— Task goal —
Return the whole listing exactly as it stands.
**********
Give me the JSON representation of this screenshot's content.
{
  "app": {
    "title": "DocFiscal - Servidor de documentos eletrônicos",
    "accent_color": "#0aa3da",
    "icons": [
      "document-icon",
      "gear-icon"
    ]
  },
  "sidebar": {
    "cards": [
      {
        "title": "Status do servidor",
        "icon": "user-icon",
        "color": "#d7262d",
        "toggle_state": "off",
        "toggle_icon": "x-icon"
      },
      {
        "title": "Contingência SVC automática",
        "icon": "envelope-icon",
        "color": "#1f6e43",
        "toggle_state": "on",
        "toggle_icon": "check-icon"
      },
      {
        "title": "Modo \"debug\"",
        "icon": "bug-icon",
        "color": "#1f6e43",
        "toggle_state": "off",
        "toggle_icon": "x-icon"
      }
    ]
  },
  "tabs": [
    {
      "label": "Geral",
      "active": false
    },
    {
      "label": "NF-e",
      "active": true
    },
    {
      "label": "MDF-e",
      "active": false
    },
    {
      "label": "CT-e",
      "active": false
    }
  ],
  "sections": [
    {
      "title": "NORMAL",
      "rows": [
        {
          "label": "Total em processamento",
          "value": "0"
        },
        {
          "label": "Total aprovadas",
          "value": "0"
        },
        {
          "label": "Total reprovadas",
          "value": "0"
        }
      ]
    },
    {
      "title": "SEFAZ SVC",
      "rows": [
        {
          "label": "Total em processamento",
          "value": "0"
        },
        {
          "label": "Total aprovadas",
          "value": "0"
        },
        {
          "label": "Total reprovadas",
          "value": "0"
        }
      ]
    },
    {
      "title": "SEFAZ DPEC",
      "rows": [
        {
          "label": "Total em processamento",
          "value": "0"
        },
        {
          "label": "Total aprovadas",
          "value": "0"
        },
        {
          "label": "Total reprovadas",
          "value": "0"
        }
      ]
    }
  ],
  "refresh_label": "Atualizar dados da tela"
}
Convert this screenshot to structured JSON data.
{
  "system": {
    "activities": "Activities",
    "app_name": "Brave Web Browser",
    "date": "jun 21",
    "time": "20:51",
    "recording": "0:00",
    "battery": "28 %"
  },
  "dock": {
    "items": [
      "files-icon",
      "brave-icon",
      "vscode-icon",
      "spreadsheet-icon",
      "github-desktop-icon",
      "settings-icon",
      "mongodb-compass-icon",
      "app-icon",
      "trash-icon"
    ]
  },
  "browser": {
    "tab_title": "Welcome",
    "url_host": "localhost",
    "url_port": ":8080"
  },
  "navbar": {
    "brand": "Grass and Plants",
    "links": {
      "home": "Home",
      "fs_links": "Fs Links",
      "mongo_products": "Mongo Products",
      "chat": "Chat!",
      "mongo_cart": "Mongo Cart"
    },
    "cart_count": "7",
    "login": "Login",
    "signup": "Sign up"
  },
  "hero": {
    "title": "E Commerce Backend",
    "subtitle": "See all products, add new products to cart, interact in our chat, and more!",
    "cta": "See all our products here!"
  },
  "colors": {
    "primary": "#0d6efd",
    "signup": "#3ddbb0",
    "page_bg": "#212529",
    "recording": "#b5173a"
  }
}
**********
— Exercise solution —
Give me the JSON representation of this screenshot's content.
{
  "app": {
    "title": "DocFiscal - Servidor de documentos eletrônicos",
    "accent_color": "#0aa3da",
    "icons": [
      "document-icon",
      "gear-icon"
    ]
  },
  "sidebar": {
    "cards": [
      {
        "title": "Status do servidor",
        "icon": "user-icon",
        "color": "#d7262d",
        "toggle_state": "off",
        "toggle_icon": "x-icon"
      },
      {
        "title": "Contingência SVC automática",
        "icon": "envelope-icon",
        "color": "#1f6e43",
        "toggle_state": "on",
        "toggle_icon": "check-icon"
      },
      {
        "title": "Modo \"debug\"",
        "icon": "bug-icon",
        "color": "#1f6e43",
        "toggle_state": "off",
        "toggle_icon": "x-icon"
      }
    ]
  },
  "tabs": [
    {
      "label": "Geral",
      "active": false
    },
    {
      "label": "NF-e",
      "active": true
    },
    {
      "label": "MDF-e",
      "active": false
    },
    {
      "label": "CT-e",
      "active": false
    }
  ],
  "sections": [
    {
      "title": "NORMAL",
      "rows": [
        {
          "label": "Total em processamento",
          "value": "0"
        },
        {
          "label": "Total aprovadas",
          "value": "0"
        },
        {
          "label": "Total reprovadas",
          "value": "0"
        }
      ]
    },
    {
      "title": "SEFAZ SVC",
      "rows": [
        {
          "label": "Total em processamento",
          "value": "0"
        },
        {
          "label": "Total aprovadas",
          "value": "0"
        },
        {
          "label": "Total reprovadas",
          "value": "0"
        }
      ]
    },
    {
      "title": "SEFAZ DPEC",
      "rows": [
        {
          "label": "Total em processamento",
          "value": "0"
        },
        {
          "label": "Total aprovadas",
          "value": "0"
        },
        {
          "label": "Total reprovadas",
          "value": "0"
        }
      ]
    }
  ],
  "refresh_label": "Atualizar dados da tela"
}
Convert this screenshot to structured JSON data.
{
  "system": {
    "activities": "Activities",
    "app_name": "Brave Web Browser",
    "date": "jun 21",
    "time": "20:51",
    "recording": "0:00",
    "battery": "28 %"
  },
  "dock": {
    "items": [
      "files-icon",
      "brave-icon",
      "vscode-icon",
      "spreadsheet-icon",
      "github-desktop-icon",
      "settings-icon",
      "mongodb-compass-icon",
      "app-icon",
      "trash-icon"
    ]
  },
  "browser": {
    "tab_title": "Welcome",
    "url_host": "localhost",
    "url_port": ":8080"
  },
  "navbar": {
    "brand": "Grass and Plants",
    "links": {
      "home": "Home",
      "fs_links": "Fs Links",
      "mongo_products": "Mongo Products",
      "chat": "Chat!",
      "mongo_cart": "Mongo Cart"
    },
    "cart_count": "7",
    "login": "Login",
    "signup": "Sign up"
  },
  "hero": {
    "title": "E Commerce Backend",
    "subtitle": "See all products, add new products to cart, interact in our chat, and more!",
    "cta": "See all our products here!"
  },
  "colors": {
    "primary": "#0d6efd",
    "signup": "#3ddbb0",
    "page_bg": "#212529",
    "recording": "#b5173a"
  }
}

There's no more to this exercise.